** Task objective **
Reproduce every line of the items below character for character, changing nothing.

Box annotation data:
####

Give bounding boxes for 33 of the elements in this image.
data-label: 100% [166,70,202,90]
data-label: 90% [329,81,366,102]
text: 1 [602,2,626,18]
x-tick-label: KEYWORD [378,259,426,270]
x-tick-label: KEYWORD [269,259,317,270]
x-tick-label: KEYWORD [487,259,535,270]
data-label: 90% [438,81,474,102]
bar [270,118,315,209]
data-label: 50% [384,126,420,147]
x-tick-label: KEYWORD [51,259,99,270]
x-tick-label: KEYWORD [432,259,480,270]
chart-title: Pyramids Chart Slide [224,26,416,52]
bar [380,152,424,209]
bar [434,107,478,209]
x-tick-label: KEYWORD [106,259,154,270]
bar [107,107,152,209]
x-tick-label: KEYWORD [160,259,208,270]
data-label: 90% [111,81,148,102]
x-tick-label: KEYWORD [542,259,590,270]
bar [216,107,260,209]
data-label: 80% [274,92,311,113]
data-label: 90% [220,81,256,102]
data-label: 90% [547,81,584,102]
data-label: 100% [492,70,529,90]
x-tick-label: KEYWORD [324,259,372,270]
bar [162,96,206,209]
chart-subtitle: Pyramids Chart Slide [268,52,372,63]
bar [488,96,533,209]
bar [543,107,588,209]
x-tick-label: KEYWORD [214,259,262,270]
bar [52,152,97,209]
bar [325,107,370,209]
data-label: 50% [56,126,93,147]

####

** Task answer **
Give bounding boxes for 33 of the elements in this image.
data-label: 100% [166,70,202,90]
data-label: 90% [329,81,366,102]
text: 1 [602,2,626,18]
x-tick-label: KEYWORD [378,259,426,270]
x-tick-label: KEYWORD [269,259,317,270]
x-tick-label: KEYWORD [487,259,535,270]
data-label: 90% [438,81,474,102]
bar [270,118,315,209]
data-label: 50% [384,126,420,147]
x-tick-label: KEYWORD [51,259,99,270]
x-tick-label: KEYWORD [432,259,480,270]
chart-title: Pyramids Chart Slide [224,26,416,52]
bar [380,152,424,209]
bar [434,107,478,209]
x-tick-label: KEYWORD [106,259,154,270]
bar [107,107,152,209]
x-tick-label: KEYWORD [160,259,208,270]
data-label: 90% [111,81,148,102]
x-tick-label: KEYWORD [542,259,590,270]
bar [216,107,260,209]
data-label: 80% [274,92,311,113]
data-label: 90% [220,81,256,102]
data-label: 90% [547,81,584,102]
data-label: 100% [492,70,529,90]
x-tick-label: KEYWORD [324,259,372,270]
bar [162,96,206,209]
chart-subtitle: Pyramids Chart Slide [268,52,372,63]
bar [488,96,533,209]
bar [543,107,588,209]
x-tick-label: KEYWORD [214,259,262,270]
bar [52,152,97,209]
bar [325,107,370,209]
data-label: 50% [56,126,93,147]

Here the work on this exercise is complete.